Problem to solve
In the listing below, how many lines contain the word "较年初预算数"? Please respond with the number only.

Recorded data
+ + +

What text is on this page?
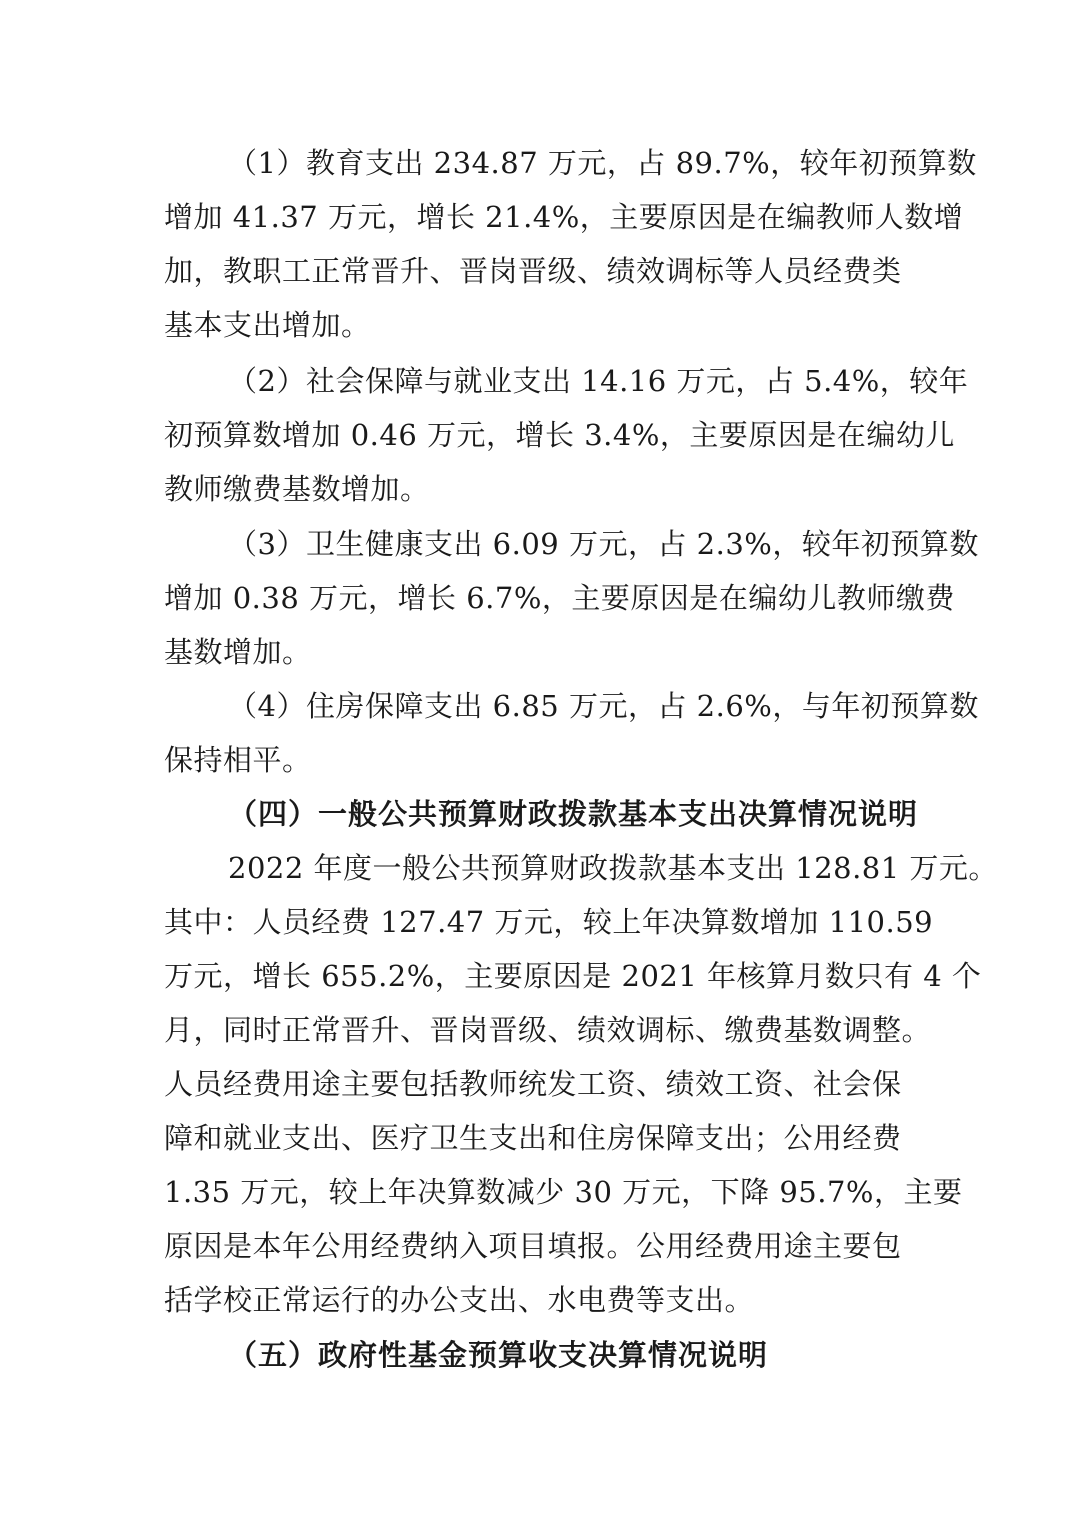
（1）教育支出 234.87 万元，占 89.7%，较年初预算数
增加 41.37 万元，增长 21.4%，主要原因是在编教师人数增
加，教职工正常晋升、晋岗晋级、绩效调标等人员经费类
基本支出增加。
（2）社会保障与就业支出 14.16 万元，占 5.4%，较年
初预算数增加 0.46 万元，增长 3.4%，主要原因是在编幼儿
教师缴费基数增加。
（3）卫生健康支出 6.09 万元，占 2.3%，较年初预算数
增加 0.38 万元，增长 6.7%，主要原因是在编幼儿教师缴费
基数增加。
（4）住房保障支出 6.85 万元，占 2.6%，与年初预算数
保持相平。
（四）一般公共预算财政拨款基本支出决算情况说明
2022 年度一般公共预算财政拨款基本支出 128.81 万元。
其中：人员经费 127.47 万元，较上年决算数增加 110.59
万元，增长 655.2%，主要原因是 2021 年核算月数只有 4 个
月，同时正常晋升、晋岗晋级、绩效调标、缴费基数调整。
人员经费用途主要包括教师统发工资、绩效工资、社会保
障和就业支出、医疗卫生支出和住房保障支出；公用经费
1.35 万元，较上年决算数减少 30 万元，下降 95.7%，主要
原因是本年公用经费纳入项目填报。公用经费用途主要包
括学校正常运行的办公支出、水电费等支出。
（五）政府性基金预算收支决算情况说明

+ + +

Answer to this task
2